### [What to work on]
Gather up all lines that carry the word "Старонижестеблиевская".

* begin Data records *

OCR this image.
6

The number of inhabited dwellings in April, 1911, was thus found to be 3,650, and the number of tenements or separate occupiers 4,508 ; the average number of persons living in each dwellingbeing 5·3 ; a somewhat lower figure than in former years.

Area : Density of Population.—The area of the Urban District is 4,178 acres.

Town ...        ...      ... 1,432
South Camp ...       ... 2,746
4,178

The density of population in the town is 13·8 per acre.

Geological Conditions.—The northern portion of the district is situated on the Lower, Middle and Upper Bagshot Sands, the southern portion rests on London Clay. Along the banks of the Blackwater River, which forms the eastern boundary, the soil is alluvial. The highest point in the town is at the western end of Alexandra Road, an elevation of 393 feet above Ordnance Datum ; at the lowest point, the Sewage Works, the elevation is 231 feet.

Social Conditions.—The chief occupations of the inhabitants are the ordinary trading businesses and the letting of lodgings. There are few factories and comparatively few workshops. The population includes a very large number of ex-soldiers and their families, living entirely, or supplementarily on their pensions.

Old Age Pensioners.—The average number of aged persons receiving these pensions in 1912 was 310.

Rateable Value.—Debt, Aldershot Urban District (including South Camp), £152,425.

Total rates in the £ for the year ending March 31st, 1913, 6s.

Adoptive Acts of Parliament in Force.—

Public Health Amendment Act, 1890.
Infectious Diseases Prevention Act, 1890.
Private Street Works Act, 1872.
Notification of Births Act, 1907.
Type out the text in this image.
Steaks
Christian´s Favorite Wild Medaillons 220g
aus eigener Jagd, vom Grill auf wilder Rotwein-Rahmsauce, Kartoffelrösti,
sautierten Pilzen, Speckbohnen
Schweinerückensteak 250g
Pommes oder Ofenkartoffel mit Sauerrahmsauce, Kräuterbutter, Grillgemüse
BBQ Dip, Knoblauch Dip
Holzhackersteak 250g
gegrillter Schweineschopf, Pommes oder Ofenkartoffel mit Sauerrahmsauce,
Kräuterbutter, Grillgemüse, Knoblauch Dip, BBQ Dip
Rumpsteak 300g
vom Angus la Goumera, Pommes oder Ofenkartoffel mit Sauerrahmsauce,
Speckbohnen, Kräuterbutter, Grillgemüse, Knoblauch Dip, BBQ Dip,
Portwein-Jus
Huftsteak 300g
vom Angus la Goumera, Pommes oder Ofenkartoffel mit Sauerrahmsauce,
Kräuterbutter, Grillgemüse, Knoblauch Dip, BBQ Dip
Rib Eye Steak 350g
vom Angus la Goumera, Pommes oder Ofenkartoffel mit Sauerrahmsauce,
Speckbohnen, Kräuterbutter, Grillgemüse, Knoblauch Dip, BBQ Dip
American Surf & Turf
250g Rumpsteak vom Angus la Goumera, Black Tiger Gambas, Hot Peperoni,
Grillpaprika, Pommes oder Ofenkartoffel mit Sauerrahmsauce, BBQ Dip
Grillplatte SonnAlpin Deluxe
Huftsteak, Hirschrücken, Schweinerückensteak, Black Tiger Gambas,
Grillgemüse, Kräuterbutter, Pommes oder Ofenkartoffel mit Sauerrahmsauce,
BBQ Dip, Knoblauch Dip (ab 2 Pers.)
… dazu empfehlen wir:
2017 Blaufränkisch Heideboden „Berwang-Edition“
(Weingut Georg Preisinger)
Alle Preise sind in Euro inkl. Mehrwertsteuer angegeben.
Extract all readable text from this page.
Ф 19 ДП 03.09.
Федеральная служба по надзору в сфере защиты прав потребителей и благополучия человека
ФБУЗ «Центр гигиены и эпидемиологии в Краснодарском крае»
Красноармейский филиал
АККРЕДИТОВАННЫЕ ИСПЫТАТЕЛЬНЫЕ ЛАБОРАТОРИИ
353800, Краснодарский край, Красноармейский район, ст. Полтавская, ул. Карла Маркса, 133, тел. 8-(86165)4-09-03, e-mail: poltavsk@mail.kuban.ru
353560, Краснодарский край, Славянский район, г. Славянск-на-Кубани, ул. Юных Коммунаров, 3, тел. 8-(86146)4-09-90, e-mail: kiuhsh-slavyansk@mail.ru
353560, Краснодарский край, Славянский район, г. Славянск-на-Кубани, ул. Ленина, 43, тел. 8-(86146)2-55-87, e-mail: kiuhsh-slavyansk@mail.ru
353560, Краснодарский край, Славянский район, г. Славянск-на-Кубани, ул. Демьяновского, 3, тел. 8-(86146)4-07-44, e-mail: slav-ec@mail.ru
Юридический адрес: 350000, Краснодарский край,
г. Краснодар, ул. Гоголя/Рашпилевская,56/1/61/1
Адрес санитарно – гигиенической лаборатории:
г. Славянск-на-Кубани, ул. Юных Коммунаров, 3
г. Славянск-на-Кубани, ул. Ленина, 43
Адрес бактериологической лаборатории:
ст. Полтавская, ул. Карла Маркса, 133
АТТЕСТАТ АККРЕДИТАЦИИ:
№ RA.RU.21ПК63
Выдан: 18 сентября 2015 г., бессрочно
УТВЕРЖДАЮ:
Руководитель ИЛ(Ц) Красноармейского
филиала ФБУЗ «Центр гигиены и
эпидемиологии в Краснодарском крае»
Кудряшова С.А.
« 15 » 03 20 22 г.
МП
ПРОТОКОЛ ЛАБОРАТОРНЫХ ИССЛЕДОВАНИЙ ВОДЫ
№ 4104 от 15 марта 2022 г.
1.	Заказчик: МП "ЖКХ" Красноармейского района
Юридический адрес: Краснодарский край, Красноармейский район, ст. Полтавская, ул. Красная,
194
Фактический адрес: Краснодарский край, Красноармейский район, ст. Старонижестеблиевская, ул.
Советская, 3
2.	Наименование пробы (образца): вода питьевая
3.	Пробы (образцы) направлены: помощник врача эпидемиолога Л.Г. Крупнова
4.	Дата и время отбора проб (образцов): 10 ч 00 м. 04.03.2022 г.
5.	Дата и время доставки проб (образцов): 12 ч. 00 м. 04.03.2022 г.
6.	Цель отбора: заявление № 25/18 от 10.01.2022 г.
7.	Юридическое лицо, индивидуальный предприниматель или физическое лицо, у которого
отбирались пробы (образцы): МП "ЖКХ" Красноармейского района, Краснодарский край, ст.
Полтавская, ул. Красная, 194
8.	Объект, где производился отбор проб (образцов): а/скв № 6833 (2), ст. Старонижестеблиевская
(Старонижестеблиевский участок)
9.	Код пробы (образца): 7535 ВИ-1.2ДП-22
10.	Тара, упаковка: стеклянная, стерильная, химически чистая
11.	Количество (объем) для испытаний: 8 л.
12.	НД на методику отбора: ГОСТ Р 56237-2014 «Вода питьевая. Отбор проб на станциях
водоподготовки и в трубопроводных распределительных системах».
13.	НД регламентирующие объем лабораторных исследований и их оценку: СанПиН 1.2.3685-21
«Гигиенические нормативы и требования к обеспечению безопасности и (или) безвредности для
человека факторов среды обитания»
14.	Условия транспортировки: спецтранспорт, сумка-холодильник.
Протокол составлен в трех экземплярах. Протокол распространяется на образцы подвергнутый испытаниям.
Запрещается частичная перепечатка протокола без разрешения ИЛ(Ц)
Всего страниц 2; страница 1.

* end Data records *

### [Expected output]
Фактический адрес: Краснодарский край, Красноармейский район, ст. Старонижестеблиевская, ул.
8.	Объект, где производился отбор проб (образцов): а/скв № 6833 (2), ст. Старонижестеблиевская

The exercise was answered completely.